◆ DESCRIPTION OF THE TASK ◆
Turn the stretch of items from the start through the line containing "fold-icon[interactable] xyxy=(72,767,79,776)" into a Markdown table with the columns Row and Line, numbering each line and omitting blank lines.

Labeled region entries
---+---

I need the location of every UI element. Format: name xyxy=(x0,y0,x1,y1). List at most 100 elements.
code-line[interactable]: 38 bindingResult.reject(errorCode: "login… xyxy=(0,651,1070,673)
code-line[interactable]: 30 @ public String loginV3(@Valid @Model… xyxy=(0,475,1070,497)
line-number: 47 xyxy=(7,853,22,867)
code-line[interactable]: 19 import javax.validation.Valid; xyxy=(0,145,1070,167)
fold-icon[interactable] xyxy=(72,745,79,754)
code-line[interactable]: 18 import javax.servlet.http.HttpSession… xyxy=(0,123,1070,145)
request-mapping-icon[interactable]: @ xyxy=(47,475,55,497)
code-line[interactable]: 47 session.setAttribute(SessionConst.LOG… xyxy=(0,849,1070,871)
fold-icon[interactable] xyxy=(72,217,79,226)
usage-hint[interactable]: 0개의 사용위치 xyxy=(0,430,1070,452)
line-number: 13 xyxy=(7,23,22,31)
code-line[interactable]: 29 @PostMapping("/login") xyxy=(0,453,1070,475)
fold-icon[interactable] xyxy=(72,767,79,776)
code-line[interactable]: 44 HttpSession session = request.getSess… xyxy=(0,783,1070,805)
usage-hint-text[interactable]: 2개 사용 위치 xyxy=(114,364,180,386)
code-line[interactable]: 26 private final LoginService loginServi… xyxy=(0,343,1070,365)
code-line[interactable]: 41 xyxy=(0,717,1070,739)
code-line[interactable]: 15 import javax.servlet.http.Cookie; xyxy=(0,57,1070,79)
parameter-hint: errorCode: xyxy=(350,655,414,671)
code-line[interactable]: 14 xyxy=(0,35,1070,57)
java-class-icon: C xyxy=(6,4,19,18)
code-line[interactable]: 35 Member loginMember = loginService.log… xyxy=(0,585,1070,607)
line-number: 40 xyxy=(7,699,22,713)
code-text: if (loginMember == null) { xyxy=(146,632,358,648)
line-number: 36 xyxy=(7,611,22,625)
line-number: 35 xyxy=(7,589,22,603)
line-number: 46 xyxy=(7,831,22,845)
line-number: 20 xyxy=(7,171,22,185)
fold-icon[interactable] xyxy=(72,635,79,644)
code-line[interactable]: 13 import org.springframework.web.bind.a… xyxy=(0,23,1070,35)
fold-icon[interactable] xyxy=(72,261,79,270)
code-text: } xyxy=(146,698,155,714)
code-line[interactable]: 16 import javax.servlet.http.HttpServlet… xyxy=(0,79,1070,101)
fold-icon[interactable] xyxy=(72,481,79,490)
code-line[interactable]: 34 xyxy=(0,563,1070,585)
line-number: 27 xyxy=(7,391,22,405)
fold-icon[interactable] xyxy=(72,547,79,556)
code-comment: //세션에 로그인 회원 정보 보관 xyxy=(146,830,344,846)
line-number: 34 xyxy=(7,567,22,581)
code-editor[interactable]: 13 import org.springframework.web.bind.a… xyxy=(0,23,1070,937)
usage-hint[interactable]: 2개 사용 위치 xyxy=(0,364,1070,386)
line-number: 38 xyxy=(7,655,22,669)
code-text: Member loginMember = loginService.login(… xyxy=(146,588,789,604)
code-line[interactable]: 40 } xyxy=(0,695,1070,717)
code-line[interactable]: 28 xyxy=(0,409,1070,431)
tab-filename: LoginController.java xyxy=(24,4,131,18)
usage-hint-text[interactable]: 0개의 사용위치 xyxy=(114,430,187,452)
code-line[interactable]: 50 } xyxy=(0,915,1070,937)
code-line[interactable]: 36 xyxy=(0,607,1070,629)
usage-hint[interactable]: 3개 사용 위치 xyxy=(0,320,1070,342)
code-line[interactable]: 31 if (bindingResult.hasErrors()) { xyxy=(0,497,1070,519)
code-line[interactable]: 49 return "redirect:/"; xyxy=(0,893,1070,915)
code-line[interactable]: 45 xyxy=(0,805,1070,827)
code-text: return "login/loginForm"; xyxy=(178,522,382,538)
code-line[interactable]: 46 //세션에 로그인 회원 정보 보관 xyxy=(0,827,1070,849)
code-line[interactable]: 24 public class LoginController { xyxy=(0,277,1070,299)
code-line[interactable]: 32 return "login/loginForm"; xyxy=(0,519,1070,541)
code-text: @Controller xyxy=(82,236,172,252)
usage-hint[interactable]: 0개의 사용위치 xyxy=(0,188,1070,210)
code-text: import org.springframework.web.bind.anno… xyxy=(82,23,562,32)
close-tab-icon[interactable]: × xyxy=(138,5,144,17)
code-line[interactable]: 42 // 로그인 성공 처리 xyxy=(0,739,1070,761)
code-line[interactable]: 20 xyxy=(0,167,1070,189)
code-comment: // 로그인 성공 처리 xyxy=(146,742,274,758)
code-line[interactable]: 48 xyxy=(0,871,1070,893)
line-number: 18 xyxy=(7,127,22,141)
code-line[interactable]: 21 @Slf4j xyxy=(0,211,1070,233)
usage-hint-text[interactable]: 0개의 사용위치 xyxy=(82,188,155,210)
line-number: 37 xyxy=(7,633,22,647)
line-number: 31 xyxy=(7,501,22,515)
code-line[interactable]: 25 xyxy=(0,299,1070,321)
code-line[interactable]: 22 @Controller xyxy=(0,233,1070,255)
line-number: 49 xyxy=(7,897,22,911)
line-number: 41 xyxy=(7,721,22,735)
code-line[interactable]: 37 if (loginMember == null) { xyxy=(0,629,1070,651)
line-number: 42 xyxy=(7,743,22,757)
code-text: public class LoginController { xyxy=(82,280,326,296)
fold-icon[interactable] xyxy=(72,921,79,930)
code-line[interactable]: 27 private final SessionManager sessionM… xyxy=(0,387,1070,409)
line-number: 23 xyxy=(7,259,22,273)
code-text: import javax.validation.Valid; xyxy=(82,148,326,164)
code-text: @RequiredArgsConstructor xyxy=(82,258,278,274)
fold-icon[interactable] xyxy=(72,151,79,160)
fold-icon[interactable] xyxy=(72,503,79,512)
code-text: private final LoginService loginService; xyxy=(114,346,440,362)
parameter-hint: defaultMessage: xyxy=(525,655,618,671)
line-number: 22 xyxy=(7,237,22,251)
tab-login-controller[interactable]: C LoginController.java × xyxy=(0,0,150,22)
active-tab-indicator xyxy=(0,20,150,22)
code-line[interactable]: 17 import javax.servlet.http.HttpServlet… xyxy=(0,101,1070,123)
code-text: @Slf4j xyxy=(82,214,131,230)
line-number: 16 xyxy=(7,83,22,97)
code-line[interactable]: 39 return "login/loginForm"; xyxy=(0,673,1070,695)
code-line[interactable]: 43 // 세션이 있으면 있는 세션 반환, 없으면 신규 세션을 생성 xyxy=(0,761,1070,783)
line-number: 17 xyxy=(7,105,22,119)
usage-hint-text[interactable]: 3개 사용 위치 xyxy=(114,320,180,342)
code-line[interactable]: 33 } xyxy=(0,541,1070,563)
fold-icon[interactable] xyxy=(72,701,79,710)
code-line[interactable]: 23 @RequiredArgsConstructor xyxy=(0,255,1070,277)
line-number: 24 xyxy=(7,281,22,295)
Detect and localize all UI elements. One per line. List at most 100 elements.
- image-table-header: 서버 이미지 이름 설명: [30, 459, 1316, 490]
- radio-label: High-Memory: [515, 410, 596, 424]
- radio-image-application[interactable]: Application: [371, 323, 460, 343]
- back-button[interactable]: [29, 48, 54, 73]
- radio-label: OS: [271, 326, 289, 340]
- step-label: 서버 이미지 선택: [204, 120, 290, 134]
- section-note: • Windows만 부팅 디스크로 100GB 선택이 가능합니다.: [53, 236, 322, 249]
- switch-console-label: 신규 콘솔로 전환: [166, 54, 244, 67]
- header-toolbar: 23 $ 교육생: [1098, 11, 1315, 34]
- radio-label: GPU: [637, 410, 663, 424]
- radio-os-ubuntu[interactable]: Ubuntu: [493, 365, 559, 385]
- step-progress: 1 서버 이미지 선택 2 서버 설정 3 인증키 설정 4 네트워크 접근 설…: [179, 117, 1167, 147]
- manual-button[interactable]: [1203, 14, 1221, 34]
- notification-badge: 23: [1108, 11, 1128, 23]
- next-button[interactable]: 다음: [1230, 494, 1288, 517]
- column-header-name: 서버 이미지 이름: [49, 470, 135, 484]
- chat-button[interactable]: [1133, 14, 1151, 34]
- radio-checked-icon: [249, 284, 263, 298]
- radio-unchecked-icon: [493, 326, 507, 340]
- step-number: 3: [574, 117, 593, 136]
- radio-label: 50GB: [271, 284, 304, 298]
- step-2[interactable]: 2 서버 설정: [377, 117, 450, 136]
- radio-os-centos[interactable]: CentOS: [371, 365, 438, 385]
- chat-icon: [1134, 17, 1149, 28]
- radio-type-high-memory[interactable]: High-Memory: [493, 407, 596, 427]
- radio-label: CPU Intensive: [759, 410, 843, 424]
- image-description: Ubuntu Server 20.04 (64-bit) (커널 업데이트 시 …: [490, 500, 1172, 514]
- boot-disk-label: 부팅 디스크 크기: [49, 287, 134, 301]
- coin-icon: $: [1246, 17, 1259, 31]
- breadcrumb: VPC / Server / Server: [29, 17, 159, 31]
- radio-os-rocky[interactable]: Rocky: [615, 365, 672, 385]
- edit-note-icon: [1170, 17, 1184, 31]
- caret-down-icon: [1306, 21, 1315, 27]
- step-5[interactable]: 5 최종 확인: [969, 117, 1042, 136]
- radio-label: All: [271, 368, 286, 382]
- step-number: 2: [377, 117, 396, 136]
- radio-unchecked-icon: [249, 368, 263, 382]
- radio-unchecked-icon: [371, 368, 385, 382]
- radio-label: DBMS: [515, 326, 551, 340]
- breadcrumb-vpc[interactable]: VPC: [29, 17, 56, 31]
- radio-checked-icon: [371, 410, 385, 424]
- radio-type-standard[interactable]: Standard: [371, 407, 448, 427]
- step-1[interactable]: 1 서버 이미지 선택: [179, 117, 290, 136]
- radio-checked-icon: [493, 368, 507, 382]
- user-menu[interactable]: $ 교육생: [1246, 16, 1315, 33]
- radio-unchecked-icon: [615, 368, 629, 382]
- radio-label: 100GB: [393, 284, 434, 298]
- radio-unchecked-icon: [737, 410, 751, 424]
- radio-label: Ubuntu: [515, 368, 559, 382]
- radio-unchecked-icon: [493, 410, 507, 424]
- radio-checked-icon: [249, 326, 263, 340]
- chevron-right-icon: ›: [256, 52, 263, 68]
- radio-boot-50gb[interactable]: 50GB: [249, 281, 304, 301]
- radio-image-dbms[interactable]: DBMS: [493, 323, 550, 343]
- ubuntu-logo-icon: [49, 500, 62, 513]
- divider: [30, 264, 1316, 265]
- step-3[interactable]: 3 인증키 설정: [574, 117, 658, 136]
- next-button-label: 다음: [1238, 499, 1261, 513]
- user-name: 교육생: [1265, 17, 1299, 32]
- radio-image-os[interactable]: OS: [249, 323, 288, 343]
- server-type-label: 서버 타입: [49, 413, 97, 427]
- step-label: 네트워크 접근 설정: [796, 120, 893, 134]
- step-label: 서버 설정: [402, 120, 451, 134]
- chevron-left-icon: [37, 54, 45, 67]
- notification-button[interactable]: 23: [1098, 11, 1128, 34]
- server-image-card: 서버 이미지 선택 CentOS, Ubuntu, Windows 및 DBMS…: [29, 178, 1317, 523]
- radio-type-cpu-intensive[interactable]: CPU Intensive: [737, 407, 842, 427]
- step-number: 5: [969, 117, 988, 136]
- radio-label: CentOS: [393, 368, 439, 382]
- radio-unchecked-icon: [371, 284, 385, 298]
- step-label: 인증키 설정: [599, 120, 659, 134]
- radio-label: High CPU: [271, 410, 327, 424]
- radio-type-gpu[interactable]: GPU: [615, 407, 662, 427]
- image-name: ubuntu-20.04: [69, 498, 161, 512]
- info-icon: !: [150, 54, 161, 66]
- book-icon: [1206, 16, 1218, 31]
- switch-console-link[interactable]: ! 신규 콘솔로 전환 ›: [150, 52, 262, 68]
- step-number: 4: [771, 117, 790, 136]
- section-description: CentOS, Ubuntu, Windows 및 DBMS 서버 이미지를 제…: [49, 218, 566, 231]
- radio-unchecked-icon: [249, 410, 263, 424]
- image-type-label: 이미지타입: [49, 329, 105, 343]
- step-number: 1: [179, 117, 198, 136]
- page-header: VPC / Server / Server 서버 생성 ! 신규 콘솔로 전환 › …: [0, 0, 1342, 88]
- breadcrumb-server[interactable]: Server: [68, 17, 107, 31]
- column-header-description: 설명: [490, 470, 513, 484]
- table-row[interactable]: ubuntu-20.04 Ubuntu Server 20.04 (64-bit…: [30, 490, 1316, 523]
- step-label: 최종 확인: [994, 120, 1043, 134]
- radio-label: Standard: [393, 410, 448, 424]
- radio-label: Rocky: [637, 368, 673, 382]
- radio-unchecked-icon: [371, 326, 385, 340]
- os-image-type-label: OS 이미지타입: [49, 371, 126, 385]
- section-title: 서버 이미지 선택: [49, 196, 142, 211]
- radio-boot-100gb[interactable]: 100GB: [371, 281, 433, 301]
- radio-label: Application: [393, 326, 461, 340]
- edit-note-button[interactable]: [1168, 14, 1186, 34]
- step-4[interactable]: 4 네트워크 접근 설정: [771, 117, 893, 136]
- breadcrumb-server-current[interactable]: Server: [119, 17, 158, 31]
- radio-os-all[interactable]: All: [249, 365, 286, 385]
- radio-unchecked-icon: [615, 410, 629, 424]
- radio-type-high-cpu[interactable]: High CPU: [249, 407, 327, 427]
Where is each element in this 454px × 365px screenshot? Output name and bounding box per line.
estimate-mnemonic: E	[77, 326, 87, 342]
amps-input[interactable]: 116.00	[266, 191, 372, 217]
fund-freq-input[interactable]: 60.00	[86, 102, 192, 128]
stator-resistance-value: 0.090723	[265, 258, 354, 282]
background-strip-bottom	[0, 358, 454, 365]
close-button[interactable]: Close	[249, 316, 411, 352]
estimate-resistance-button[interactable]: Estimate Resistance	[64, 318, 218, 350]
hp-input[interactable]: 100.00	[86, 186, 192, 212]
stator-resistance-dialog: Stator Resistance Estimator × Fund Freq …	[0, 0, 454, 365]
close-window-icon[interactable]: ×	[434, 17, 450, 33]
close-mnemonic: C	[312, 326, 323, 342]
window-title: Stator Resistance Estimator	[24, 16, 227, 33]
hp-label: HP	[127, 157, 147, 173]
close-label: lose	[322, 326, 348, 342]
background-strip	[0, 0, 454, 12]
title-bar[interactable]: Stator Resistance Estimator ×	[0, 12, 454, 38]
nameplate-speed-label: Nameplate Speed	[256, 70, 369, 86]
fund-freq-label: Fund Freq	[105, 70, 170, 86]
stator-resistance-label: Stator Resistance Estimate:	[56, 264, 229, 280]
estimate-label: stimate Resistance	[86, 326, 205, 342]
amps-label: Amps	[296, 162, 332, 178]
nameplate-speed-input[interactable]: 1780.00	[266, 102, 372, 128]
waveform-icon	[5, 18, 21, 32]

---+---

◆ THE RESPONSE ◆
| Row | Line |
|---|---|
| 1 | I need the location of every UI element. Format: name xyxy=(x0,y0,x1,y1). List at most 100 elements. |
| 2 | code-line[interactable]: 38 bindingResult.reject(errorCode: "login… xyxy=(0,651,1070,673) |
| 3 | code-line[interactable]: 30 @ public String loginV3(@Valid @Model… xyxy=(0,475,1070,497) |
| 4 | line-number: 47 xyxy=(7,853,22,867) |
| 5 | code-line[interactable]: 19 import javax.validation.Valid; xyxy=(0,145,1070,167) |
| 6 | fold-icon[interactable] xyxy=(72,745,79,754) |
| 7 | code-line[interactable]: 18 import javax.servlet.http.HttpSession… xyxy=(0,123,1070,145) |
| 8 | request-mapping-icon[interactable]: @ xyxy=(47,475,55,497) |
| 9 | code-line[interactable]: 47 session.setAttribute(SessionConst.LOG… xyxy=(0,849,1070,871) |
| 10 | fold-icon[interactable] xyxy=(72,217,79,226) |
| 11 | usage-hint[interactable]: 0개의 사용위치 xyxy=(0,430,1070,452) |
| 12 | line-number: 13 xyxy=(7,23,22,31) |
| 13 | code-line[interactable]: 29 @PostMapping("/login") xyxy=(0,453,1070,475) |
| 14 | fold-icon[interactable] xyxy=(72,767,79,776) |